Would you retype all of these records exactly?

BEGIN DATA SHOWN

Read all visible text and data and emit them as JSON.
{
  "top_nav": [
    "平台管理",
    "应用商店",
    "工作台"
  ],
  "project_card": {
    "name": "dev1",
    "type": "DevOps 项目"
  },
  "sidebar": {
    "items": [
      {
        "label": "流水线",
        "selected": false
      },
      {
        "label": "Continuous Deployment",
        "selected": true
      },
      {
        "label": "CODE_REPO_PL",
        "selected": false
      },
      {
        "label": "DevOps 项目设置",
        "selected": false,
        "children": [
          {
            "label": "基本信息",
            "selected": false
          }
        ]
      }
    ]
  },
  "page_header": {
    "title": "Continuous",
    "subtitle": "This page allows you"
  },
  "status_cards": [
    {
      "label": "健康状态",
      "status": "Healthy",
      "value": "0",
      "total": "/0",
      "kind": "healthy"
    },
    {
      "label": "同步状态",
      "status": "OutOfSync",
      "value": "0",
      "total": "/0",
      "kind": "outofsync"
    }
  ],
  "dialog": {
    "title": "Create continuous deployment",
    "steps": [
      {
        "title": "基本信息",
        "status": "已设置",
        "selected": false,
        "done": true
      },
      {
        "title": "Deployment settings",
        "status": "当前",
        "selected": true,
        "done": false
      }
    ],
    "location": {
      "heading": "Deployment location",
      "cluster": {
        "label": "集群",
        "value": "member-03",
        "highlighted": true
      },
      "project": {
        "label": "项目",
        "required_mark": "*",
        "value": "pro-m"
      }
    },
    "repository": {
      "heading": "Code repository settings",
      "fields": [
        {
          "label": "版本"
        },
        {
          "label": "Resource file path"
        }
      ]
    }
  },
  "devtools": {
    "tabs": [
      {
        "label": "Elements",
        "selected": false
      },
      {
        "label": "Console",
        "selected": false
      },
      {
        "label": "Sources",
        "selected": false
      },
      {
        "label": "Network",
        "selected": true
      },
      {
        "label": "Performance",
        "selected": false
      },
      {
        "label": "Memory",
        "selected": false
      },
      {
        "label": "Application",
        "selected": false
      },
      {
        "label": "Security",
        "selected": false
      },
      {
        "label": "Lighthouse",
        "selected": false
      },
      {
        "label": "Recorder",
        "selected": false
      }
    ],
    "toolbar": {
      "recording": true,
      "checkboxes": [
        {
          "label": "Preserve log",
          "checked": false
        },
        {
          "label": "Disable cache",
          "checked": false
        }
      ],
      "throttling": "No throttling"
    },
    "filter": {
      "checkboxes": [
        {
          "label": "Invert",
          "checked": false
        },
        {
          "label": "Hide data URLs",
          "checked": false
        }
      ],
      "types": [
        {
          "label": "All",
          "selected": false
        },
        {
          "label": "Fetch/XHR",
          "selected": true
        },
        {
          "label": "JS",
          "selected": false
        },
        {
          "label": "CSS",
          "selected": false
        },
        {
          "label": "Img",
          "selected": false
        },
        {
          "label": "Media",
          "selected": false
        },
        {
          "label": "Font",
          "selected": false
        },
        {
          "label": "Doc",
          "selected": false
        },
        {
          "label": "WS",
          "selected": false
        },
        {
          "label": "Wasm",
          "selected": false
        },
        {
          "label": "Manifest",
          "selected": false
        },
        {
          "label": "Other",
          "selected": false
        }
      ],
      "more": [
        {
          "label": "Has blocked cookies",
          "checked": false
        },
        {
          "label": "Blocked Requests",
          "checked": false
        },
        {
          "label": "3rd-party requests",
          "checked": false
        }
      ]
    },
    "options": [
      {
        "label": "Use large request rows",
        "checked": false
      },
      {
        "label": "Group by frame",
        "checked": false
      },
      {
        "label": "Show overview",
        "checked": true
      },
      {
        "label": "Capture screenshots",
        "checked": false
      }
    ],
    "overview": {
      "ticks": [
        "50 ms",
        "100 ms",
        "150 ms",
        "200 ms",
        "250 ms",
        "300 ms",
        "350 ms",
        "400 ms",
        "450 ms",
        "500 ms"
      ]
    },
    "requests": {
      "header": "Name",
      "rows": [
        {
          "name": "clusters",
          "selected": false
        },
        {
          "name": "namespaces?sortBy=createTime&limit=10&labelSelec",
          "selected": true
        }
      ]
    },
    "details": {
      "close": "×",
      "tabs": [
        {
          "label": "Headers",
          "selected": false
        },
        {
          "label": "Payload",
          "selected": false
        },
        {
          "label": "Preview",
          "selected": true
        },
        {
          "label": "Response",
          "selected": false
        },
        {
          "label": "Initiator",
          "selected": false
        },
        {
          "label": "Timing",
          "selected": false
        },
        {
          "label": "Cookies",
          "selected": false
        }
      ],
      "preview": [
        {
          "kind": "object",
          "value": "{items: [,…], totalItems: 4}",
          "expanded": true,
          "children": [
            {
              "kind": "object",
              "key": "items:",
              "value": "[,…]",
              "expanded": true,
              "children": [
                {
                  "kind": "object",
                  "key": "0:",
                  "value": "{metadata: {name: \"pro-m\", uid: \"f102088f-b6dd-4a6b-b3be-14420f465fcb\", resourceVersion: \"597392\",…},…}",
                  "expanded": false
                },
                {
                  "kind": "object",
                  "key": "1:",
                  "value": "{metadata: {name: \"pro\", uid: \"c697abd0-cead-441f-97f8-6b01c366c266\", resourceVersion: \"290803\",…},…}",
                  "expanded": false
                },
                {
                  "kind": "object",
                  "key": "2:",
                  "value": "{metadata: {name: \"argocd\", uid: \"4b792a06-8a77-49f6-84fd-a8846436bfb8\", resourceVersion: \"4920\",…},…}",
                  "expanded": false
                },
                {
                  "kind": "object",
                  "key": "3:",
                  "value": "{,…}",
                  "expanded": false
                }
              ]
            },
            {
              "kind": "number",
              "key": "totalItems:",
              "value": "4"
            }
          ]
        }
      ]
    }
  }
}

END DATA SHOWN

* **FULL OUTPUT**
Read all visible text and data and emit them as JSON.
{
  "top_nav": [
    "平台管理",
    "应用商店",
    "工作台"
  ],
  "project_card": {
    "name": "dev1",
    "type": "DevOps 项目"
  },
  "sidebar": {
    "items": [
      {
        "label": "流水线",
        "selected": false
      },
      {
        "label": "Continuous Deployment",
        "selected": true
      },
      {
        "label": "CODE_REPO_PL",
        "selected": false
      },
      {
        "label": "DevOps 项目设置",
        "selected": false,
        "children": [
          {
            "label": "基本信息",
            "selected": false
          }
        ]
      }
    ]
  },
  "page_header": {
    "title": "Continuous",
    "subtitle": "This page allows you"
  },
  "status_cards": [
    {
      "label": "健康状态",
      "status": "Healthy",
      "value": "0",
      "total": "/0",
      "kind": "healthy"
    },
    {
      "label": "同步状态",
      "status": "OutOfSync",
      "value": "0",
      "total": "/0",
      "kind": "outofsync"
    }
  ],
  "dialog": {
    "title": "Create continuous deployment",
    "steps": [
      {
        "title": "基本信息",
        "status": "已设置",
        "selected": false,
        "done": true
      },
      {
        "title": "Deployment settings",
        "status": "当前",
        "selected": true,
        "done": false
      }
    ],
    "location": {
      "heading": "Deployment location",
      "cluster": {
        "label": "集群",
        "value": "member-03",
        "highlighted": true
      },
      "project": {
        "label": "项目",
        "required_mark": "*",
        "value": "pro-m"
      }
    },
    "repository": {
      "heading": "Code repository settings",
      "fields": [
        {
          "label": "版本"
        },
        {
          "label": "Resource file path"
        }
      ]
    }
  },
  "devtools": {
    "tabs": [
      {
        "label": "Elements",
        "selected": false
      },
      {
        "label": "Console",
        "selected": false
      },
      {
        "label": "Sources",
        "selected": false
      },
      {
        "label": "Network",
        "selected": true
      },
      {
        "label": "Performance",
        "selected": false
      },
      {
        "label": "Memory",
        "selected": false
      },
      {
        "label": "Application",
        "selected": false
      },
      {
        "label": "Security",
        "selected": false
      },
      {
        "label": "Lighthouse",
        "selected": false
      },
      {
        "label": "Recorder",
        "selected": false
      }
    ],
    "toolbar": {
      "recording": true,
      "checkboxes": [
        {
          "label": "Preserve log",
          "checked": false
        },
        {
          "label": "Disable cache",
          "checked": false
        }
      ],
      "throttling": "No throttling"
    },
    "filter": {
      "checkboxes": [
        {
          "label": "Invert",
          "checked": false
        },
        {
          "label": "Hide data URLs",
          "checked": false
        }
      ],
      "types": [
        {
          "label": "All",
          "selected": false
        },
        {
          "label": "Fetch/XHR",
          "selected": true
        },
        {
          "label": "JS",
          "selected": false
        },
        {
          "label": "CSS",
          "selected": false
        },
        {
          "label": "Img",
          "selected": false
        },
        {
          "label": "Media",
          "selected": false
        },
        {
          "label": "Font",
          "selected": false
        },
        {
          "label": "Doc",
          "selected": false
        },
        {
          "label": "WS",
          "selected": false
        },
        {
          "label": "Wasm",
          "selected": false
        },
        {
          "label": "Manifest",
          "selected": false
        },
        {
          "label": "Other",
          "selected": false
        }
      ],
      "more": [
        {
          "label": "Has blocked cookies",
          "checked": false
        },
        {
          "label": "Blocked Requests",
          "checked": false
        },
        {
          "label": "3rd-party requests",
          "checked": false
        }
      ]
    },
    "options": [
      {
        "label": "Use large request rows",
        "checked": false
      },
      {
        "label": "Group by frame",
        "checked": false
      },
      {
        "label": "Show overview",
        "checked": true
      },
      {
        "label": "Capture screenshots",
        "checked": false
      }
    ],
    "overview": {
      "ticks": [
        "50 ms",
        "100 ms",
        "150 ms",
        "200 ms",
        "250 ms",
        "300 ms",
        "350 ms",
        "400 ms",
        "450 ms",
        "500 ms"
      ]
    },
    "requests": {
      "header": "Name",
      "rows": [
        {
          "name": "clusters",
          "selected": false
        },
        {
          "name": "namespaces?sortBy=createTime&limit=10&labelSelec",
          "selected": true
        }
      ]
    },
    "details": {
      "close": "×",
      "tabs": [
        {
          "label": "Headers",
          "selected": false
        },
        {
          "label": "Payload",
          "selected": false
        },
        {
          "label": "Preview",
          "selected": true
        },
        {
          "label": "Response",
          "selected": false
        },
        {
          "label": "Initiator",
          "selected": false
        },
        {
          "label": "Timing",
          "selected": false
        },
        {
          "label": "Cookies",
          "selected": false
        }
      ],
      "preview": [
        {
          "kind": "object",
          "value": "{items: [,…], totalItems: 4}",
          "expanded": true,
          "children": [
            {
              "kind": "object",
              "key": "items:",
              "value": "[,…]",
              "expanded": true,
              "children": [
                {
                  "kind": "object",
                  "key": "0:",
                  "value": "{metadata: {name: \"pro-m\", uid: \"f102088f-b6dd-4a6b-b3be-14420f465fcb\", resourceVersion: \"597392\",…},…}",
                  "expanded": false
                },
                {
                  "kind": "object",
                  "key": "1:",
                  "value": "{metadata: {name: \"pro\", uid: \"c697abd0-cead-441f-97f8-6b01c366c266\", resourceVersion: \"290803\",…},…}",
                  "expanded": false
                },
                {
                  "kind": "object",
                  "key": "2:",
                  "value": "{metadata: {name: \"argocd\", uid: \"4b792a06-8a77-49f6-84fd-a8846436bfb8\", resourceVersion: \"4920\",…},…}",
                  "expanded": false
                },
                {
                  "kind": "object",
                  "key": "3:",
                  "value": "{,…}",
                  "expanded": false
                }
              ]
            },
            {
              "kind": "number",
              "key": "totalItems:",
              "value": "4"
            }
          ]
        }
      ]
    }
  }
}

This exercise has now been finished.